(begin)

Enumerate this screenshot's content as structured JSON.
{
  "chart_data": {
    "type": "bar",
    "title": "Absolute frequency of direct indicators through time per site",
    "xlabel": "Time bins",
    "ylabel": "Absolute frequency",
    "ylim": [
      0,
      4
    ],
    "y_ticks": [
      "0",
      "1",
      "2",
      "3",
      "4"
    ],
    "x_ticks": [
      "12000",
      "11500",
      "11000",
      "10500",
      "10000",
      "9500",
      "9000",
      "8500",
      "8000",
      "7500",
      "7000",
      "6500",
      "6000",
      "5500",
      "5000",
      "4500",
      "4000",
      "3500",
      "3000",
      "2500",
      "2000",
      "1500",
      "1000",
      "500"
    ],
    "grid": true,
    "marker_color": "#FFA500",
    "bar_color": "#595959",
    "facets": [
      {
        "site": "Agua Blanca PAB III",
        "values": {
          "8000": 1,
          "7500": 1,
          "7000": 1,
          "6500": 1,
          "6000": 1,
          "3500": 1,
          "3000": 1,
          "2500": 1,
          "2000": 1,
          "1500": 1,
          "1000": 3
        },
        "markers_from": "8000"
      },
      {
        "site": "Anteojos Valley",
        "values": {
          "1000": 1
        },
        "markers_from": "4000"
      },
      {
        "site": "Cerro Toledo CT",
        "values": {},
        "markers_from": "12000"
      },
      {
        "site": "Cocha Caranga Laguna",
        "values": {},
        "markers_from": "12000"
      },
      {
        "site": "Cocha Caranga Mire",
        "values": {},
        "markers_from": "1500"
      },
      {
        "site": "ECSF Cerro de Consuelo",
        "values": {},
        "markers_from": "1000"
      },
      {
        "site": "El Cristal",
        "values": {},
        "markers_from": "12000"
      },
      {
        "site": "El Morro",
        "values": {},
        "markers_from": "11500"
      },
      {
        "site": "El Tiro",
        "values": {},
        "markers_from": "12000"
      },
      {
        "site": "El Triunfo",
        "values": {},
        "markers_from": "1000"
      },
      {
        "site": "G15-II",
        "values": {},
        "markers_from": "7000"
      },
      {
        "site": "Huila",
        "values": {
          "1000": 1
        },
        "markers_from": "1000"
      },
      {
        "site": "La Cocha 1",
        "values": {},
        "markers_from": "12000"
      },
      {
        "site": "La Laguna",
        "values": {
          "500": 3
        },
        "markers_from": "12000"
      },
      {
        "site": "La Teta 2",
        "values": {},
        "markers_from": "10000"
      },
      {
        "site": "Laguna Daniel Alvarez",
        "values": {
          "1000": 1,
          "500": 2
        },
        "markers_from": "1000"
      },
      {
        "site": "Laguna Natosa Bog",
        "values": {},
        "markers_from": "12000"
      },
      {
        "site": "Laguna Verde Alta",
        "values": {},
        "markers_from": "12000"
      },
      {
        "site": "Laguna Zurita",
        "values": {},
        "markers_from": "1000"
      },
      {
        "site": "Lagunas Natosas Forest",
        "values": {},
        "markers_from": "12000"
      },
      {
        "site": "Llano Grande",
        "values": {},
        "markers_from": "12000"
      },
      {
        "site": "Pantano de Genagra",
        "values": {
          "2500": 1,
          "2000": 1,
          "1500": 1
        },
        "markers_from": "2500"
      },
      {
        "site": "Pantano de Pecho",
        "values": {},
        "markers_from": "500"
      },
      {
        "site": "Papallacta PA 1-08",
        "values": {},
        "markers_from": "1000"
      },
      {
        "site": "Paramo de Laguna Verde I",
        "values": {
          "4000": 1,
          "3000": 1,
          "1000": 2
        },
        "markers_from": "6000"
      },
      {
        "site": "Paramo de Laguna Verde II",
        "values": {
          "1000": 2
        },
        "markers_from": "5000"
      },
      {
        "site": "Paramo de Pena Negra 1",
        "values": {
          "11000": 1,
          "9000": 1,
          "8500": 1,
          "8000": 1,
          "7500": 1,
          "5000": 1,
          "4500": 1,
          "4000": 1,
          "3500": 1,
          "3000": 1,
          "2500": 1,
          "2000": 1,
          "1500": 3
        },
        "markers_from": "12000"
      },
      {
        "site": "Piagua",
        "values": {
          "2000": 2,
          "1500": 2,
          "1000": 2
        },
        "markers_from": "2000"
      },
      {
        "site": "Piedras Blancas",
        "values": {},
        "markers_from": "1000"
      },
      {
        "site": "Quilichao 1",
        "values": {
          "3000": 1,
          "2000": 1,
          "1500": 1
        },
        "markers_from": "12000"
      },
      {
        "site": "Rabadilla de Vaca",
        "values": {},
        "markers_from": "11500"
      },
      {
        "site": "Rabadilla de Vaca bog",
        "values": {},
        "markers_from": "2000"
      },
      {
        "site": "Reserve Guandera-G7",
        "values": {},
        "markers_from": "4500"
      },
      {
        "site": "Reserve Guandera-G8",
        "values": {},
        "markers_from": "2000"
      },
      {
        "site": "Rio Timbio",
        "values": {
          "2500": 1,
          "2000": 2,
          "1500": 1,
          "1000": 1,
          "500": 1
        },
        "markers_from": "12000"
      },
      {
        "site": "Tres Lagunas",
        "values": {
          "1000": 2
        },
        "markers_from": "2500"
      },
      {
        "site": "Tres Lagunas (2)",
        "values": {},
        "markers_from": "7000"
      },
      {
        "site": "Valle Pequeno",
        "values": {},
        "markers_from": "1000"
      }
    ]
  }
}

(end)

Copy every line in the listing above where the string "Caranga" turns up.

__Complete response__:
        "site": "Cocha Caranga Laguna",
        "site": "Cocha Caranga Mire",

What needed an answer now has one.